>>>

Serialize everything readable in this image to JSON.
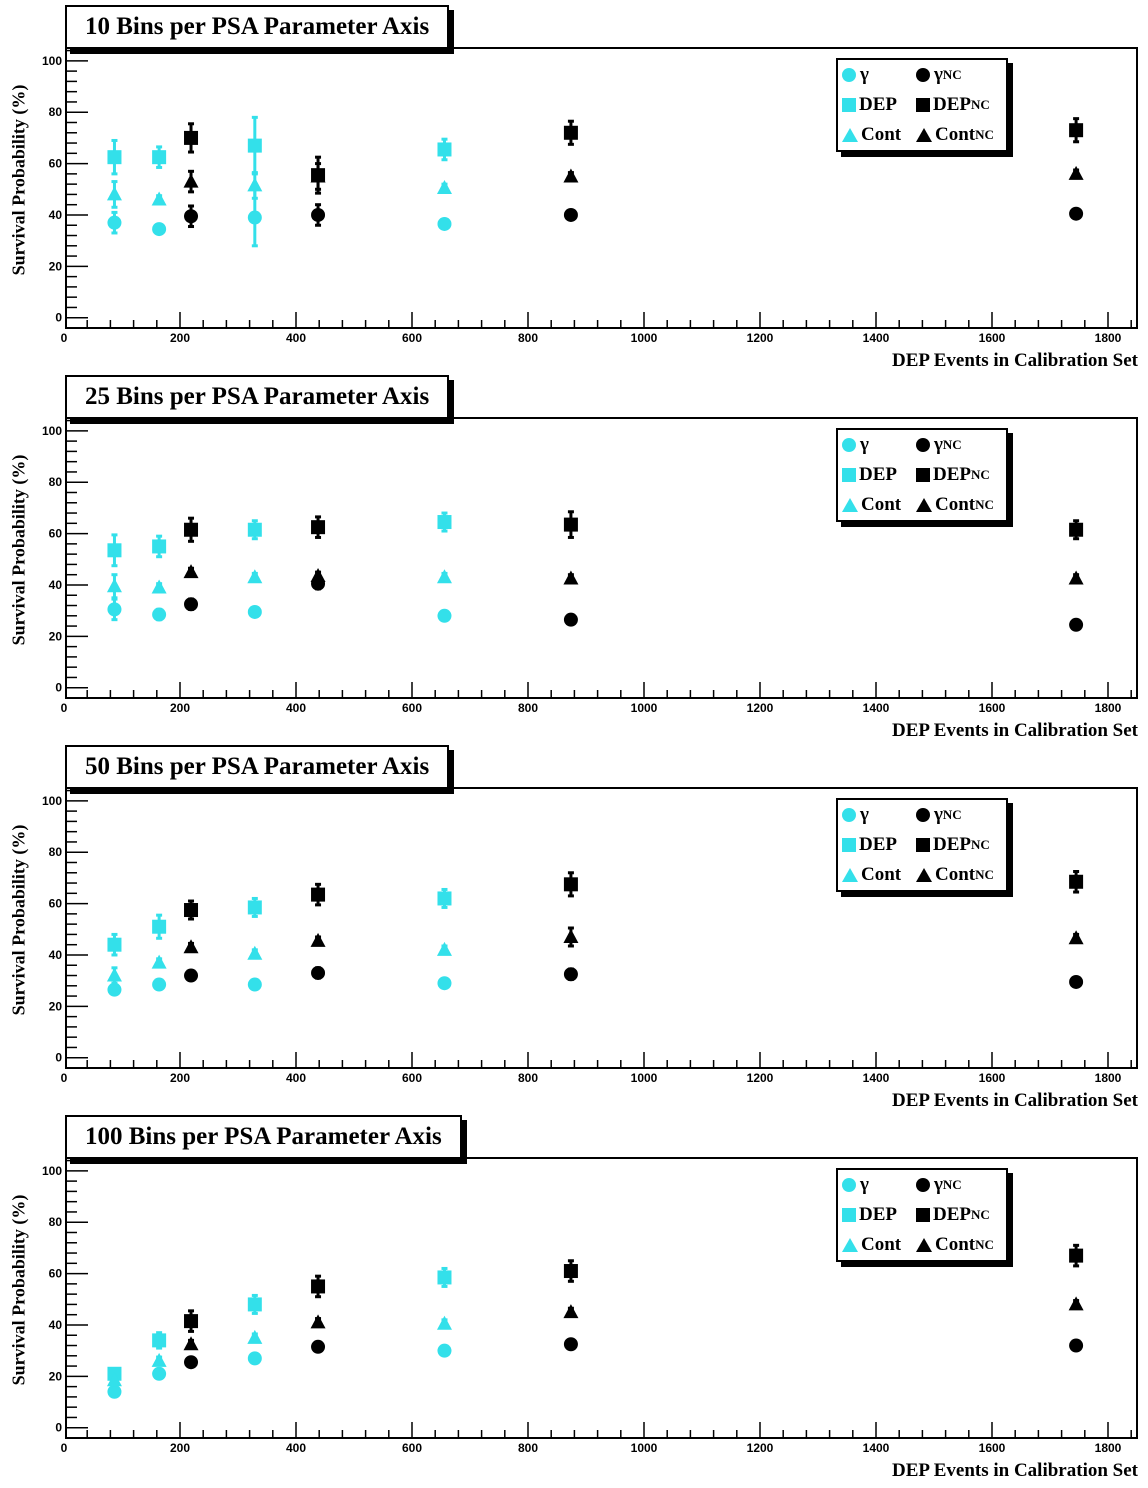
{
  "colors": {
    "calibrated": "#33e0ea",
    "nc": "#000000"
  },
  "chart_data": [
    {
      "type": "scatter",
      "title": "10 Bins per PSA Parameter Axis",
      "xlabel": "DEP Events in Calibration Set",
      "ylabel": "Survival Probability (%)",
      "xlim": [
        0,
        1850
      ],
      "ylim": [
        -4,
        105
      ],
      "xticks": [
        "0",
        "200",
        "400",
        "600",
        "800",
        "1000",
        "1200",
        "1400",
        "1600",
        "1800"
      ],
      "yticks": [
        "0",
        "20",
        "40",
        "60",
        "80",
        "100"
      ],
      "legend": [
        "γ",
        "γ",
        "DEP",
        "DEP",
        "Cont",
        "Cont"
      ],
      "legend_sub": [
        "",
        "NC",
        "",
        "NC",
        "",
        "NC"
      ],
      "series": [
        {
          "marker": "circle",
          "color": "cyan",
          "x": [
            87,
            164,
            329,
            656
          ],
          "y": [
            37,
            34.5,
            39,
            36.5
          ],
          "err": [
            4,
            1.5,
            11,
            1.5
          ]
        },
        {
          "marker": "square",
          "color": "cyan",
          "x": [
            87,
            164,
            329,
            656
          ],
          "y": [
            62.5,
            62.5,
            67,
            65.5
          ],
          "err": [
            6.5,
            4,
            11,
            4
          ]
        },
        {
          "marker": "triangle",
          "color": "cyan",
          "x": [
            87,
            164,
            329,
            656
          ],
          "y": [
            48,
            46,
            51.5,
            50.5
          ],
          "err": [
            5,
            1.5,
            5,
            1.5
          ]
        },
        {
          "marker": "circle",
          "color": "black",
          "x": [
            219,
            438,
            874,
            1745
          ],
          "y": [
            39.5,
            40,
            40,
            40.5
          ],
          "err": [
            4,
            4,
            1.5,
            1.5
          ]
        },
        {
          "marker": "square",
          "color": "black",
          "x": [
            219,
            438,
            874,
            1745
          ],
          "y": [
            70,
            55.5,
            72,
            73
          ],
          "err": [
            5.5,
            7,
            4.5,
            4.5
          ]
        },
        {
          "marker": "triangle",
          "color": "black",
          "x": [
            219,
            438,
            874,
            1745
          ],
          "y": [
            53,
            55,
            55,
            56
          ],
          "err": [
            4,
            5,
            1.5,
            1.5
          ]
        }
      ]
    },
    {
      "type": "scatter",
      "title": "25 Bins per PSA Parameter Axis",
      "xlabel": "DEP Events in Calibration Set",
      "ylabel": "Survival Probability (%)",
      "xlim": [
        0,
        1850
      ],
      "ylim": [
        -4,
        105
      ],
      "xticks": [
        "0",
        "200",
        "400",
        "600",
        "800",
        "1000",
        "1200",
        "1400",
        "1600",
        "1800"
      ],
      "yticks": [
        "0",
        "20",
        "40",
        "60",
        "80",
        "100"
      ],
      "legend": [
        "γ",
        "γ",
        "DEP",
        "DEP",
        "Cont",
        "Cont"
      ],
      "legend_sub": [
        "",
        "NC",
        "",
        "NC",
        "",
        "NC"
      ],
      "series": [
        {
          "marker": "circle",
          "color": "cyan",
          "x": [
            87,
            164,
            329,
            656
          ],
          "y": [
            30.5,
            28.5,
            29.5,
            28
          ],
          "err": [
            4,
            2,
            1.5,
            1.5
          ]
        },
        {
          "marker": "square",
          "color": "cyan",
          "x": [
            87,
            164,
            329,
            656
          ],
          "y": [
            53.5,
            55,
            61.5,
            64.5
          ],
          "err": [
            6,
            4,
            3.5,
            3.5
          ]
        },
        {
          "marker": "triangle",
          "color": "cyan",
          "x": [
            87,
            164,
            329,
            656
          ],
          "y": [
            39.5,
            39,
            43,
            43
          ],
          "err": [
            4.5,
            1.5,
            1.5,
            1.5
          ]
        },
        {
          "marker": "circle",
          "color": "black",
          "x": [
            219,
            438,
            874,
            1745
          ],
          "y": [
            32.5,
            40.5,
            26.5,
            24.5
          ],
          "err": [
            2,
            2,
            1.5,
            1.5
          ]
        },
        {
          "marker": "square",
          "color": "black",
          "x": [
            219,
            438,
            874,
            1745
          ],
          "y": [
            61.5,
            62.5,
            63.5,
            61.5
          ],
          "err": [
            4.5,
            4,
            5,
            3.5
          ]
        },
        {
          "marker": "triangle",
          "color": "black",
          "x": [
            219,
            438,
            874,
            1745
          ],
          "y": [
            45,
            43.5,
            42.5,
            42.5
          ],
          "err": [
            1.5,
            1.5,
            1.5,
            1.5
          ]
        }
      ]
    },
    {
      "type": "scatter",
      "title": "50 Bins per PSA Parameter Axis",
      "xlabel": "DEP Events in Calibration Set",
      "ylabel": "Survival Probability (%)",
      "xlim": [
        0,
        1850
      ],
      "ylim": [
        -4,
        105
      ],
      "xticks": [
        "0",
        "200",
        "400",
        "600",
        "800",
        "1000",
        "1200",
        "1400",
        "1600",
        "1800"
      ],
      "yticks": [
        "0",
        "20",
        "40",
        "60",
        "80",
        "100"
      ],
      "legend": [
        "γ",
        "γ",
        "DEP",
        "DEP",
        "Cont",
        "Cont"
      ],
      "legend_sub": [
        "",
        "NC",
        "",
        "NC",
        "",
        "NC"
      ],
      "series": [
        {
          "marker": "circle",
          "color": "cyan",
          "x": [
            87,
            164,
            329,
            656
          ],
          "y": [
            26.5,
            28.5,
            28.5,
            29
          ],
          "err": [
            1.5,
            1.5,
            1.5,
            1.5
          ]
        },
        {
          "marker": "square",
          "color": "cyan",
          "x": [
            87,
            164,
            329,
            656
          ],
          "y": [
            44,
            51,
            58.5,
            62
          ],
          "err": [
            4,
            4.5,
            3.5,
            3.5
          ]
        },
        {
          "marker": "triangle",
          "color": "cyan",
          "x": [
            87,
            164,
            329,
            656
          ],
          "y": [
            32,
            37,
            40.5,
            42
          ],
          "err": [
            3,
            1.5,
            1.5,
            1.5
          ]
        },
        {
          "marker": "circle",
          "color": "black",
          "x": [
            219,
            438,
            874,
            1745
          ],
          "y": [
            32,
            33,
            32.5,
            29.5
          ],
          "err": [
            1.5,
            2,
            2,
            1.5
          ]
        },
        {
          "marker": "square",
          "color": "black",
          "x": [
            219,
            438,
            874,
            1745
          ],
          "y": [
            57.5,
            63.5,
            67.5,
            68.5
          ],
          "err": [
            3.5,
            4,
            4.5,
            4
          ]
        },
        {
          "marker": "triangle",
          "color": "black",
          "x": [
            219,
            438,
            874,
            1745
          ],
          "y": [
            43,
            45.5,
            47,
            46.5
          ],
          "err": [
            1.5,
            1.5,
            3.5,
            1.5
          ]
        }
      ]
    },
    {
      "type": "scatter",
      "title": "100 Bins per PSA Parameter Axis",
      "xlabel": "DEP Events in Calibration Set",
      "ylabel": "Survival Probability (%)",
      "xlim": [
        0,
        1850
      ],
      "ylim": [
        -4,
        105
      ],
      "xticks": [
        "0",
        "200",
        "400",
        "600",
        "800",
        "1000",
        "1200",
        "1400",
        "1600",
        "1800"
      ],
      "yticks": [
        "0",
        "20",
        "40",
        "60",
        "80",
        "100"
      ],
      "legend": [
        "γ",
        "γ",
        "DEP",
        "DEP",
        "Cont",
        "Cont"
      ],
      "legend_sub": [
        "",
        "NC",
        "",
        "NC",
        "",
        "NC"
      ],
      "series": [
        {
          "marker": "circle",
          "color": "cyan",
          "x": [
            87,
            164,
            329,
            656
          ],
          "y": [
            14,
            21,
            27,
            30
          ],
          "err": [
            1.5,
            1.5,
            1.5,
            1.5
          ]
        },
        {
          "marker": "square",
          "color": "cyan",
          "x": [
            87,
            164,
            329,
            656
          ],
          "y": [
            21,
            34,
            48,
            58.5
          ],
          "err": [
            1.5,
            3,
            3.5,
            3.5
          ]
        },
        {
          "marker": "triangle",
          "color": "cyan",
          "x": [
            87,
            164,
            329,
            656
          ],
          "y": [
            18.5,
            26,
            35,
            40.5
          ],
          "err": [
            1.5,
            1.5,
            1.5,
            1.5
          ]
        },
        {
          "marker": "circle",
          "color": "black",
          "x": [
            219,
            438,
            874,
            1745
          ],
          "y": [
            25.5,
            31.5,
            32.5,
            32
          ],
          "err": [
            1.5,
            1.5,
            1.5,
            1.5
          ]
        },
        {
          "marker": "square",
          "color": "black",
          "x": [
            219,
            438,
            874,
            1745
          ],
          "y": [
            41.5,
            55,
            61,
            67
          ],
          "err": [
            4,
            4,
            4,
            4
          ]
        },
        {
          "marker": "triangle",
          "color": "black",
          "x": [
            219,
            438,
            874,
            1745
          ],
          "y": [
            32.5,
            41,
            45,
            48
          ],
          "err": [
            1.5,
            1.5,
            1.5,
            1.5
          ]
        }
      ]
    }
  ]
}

<<<

» **SHORT PROBLEM**: Within the listing above, find every line containing the string "Parameter" and return it.

» **SOLVED EXERCISE**:
      "title": "10 Bins per PSA Parameter Axis",
      "title": "25 Bins per PSA Parameter Axis",
      "title": "50 Bins per PSA Parameter Axis",
      "title": "100 Bins per PSA Parameter Axis",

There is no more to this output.